(Entries with figure data)
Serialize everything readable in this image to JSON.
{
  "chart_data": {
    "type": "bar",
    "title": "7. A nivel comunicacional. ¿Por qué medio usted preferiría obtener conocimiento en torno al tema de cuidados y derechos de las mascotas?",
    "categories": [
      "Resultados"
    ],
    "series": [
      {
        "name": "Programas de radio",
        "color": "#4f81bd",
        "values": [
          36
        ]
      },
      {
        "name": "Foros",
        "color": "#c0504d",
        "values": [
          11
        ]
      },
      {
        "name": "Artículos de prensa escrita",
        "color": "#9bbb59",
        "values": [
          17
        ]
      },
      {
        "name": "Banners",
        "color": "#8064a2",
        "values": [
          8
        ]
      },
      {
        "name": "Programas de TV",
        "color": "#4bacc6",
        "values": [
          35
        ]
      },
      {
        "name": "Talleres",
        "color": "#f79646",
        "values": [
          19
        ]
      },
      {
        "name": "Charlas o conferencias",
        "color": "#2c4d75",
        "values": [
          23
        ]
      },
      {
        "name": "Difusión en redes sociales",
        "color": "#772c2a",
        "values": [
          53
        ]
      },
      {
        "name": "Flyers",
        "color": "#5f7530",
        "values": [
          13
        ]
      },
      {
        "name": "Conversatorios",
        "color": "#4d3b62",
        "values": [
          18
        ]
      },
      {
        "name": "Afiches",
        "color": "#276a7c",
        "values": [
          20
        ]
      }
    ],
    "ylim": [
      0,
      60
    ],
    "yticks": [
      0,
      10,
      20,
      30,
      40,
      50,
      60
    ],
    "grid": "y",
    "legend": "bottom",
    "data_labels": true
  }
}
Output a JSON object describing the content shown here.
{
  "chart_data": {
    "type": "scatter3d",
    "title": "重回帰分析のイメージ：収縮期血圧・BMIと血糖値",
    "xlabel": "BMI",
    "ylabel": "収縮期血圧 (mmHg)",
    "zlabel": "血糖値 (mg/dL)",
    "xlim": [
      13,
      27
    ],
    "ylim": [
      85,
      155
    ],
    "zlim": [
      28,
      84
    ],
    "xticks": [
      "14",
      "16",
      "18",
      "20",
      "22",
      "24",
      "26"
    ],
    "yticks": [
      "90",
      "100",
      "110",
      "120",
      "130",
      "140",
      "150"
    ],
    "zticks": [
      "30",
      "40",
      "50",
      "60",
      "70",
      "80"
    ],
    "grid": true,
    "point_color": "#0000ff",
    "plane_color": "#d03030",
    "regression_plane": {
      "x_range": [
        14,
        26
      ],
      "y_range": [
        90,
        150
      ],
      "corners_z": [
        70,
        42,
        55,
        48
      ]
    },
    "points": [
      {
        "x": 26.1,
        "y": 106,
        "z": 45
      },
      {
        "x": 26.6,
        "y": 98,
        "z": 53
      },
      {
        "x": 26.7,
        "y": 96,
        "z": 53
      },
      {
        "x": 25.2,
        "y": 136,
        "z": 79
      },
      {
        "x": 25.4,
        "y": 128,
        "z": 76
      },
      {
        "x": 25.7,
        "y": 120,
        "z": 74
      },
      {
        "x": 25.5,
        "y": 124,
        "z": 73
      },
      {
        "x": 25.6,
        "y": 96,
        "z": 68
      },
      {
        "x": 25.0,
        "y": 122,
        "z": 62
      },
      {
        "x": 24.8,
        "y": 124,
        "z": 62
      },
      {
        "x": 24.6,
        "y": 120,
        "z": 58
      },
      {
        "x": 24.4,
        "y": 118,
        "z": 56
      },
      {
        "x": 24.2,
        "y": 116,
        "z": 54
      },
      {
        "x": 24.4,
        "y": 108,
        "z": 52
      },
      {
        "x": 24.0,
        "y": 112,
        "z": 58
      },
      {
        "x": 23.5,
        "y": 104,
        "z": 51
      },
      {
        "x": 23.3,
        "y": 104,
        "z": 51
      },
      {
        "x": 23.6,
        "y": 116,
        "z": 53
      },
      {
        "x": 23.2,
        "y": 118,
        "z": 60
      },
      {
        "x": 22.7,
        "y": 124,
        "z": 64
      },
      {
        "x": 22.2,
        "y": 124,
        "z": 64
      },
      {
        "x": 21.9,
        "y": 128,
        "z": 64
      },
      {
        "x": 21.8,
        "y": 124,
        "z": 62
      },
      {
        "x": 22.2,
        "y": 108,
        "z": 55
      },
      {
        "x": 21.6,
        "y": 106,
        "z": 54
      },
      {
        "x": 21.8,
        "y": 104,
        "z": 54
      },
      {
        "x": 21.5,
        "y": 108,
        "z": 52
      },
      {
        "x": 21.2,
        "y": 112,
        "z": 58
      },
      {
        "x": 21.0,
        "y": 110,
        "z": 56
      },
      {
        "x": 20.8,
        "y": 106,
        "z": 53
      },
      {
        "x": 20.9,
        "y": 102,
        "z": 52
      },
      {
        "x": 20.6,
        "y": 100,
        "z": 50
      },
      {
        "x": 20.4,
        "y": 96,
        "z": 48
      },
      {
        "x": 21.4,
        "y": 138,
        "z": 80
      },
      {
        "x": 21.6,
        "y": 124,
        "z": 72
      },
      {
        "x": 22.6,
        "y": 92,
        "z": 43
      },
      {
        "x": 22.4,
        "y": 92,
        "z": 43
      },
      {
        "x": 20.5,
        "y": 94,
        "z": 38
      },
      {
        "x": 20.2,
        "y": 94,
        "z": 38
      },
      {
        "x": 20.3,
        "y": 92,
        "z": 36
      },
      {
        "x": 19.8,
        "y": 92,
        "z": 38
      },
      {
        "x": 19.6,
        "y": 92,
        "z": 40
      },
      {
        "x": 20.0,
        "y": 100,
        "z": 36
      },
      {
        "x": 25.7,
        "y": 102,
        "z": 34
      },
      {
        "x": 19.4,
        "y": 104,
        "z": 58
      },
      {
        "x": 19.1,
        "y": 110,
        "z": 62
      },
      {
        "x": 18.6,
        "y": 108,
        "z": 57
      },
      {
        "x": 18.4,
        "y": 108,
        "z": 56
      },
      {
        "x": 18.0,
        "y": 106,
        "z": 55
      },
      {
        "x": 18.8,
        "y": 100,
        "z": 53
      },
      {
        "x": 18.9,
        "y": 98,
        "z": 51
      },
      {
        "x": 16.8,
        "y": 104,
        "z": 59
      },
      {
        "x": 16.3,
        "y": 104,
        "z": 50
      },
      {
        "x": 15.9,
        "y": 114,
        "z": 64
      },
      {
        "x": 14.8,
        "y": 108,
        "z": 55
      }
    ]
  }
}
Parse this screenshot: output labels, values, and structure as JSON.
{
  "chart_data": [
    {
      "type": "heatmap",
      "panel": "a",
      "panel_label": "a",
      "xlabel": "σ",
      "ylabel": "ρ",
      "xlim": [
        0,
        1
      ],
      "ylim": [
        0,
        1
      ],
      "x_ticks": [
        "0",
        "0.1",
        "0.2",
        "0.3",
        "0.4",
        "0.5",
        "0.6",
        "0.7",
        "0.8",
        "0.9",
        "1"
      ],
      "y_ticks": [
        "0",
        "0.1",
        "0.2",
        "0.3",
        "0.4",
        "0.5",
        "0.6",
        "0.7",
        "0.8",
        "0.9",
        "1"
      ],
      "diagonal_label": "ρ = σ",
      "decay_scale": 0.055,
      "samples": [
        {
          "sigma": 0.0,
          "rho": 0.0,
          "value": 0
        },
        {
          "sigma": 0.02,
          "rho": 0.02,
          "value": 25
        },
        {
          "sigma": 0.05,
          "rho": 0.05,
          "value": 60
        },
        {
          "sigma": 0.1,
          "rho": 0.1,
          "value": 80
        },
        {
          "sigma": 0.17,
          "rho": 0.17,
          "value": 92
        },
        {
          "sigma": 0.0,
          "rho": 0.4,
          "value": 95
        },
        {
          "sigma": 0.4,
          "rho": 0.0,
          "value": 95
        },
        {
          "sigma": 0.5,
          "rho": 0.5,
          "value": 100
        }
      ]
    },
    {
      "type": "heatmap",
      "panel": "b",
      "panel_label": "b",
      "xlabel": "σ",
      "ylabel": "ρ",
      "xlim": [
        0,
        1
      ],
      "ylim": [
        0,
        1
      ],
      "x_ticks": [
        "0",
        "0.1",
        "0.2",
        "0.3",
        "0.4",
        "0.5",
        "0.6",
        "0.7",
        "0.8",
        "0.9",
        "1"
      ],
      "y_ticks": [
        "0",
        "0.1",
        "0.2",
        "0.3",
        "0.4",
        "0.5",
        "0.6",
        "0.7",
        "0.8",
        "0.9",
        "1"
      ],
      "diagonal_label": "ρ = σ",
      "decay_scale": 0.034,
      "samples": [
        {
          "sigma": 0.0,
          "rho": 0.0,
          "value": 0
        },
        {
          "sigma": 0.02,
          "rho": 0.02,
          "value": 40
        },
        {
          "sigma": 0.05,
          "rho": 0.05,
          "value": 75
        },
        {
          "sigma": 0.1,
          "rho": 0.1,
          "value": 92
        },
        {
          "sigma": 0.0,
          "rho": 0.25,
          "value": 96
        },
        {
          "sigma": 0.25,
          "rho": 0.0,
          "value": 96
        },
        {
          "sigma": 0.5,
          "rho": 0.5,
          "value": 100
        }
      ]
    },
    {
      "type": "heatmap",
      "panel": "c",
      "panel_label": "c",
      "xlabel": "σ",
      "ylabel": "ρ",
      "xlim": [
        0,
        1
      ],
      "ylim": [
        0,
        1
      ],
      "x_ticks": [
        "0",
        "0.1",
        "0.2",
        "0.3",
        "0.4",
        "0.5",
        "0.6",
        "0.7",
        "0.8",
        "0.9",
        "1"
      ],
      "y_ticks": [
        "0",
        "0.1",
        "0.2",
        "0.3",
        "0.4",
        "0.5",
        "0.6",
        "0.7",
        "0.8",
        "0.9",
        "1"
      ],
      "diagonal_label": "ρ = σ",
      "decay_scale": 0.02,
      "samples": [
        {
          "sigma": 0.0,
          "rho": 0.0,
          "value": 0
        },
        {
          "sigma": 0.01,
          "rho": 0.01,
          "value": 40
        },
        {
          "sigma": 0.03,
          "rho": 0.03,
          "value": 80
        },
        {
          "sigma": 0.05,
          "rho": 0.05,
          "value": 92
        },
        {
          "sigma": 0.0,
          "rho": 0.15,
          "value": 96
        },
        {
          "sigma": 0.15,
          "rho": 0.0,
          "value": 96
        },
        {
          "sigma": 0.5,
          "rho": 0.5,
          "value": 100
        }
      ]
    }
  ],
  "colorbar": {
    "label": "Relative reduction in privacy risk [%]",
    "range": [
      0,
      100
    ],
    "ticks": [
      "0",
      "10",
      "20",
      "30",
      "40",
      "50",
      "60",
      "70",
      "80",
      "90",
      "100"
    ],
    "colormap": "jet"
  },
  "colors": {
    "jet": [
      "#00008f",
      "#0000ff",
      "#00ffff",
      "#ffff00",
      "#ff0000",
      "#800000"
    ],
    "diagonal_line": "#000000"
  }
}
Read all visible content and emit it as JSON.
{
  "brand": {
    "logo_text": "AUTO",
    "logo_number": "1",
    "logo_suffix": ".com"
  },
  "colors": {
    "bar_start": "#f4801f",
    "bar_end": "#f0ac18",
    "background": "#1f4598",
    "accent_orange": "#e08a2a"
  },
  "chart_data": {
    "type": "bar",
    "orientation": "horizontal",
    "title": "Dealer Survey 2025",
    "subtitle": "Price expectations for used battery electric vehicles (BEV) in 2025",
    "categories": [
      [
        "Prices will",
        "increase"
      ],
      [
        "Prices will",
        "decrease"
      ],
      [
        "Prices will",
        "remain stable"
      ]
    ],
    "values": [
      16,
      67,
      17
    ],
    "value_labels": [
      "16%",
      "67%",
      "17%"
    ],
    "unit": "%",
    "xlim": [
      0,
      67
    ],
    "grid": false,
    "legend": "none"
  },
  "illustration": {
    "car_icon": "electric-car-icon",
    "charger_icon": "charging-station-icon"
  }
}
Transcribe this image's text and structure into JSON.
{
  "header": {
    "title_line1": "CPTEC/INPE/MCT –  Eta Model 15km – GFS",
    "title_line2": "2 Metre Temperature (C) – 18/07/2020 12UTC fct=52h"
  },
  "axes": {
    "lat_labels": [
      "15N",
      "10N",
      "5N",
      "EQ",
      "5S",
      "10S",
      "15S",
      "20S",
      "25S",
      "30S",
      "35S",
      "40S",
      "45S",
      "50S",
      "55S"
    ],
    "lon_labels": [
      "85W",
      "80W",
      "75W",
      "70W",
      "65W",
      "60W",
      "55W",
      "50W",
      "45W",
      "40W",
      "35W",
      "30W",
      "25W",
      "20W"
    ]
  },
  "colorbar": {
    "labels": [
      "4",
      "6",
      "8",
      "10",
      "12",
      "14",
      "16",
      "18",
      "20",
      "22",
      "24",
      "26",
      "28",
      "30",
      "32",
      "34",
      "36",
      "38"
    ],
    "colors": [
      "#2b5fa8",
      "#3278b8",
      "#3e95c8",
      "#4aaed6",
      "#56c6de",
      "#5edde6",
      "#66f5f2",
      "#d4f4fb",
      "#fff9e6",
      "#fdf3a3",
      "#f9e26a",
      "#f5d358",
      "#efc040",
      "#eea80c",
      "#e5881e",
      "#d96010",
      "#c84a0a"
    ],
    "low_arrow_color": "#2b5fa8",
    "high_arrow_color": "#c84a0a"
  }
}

[Required work]: Gather from the data above every line with the string "this".

[Finished exercise]:
Serialize everything readable in this image to JSON.
Parse this screenshot: output labels, values, and structure as JSON.
Transcribe this image's text and structure into JSON.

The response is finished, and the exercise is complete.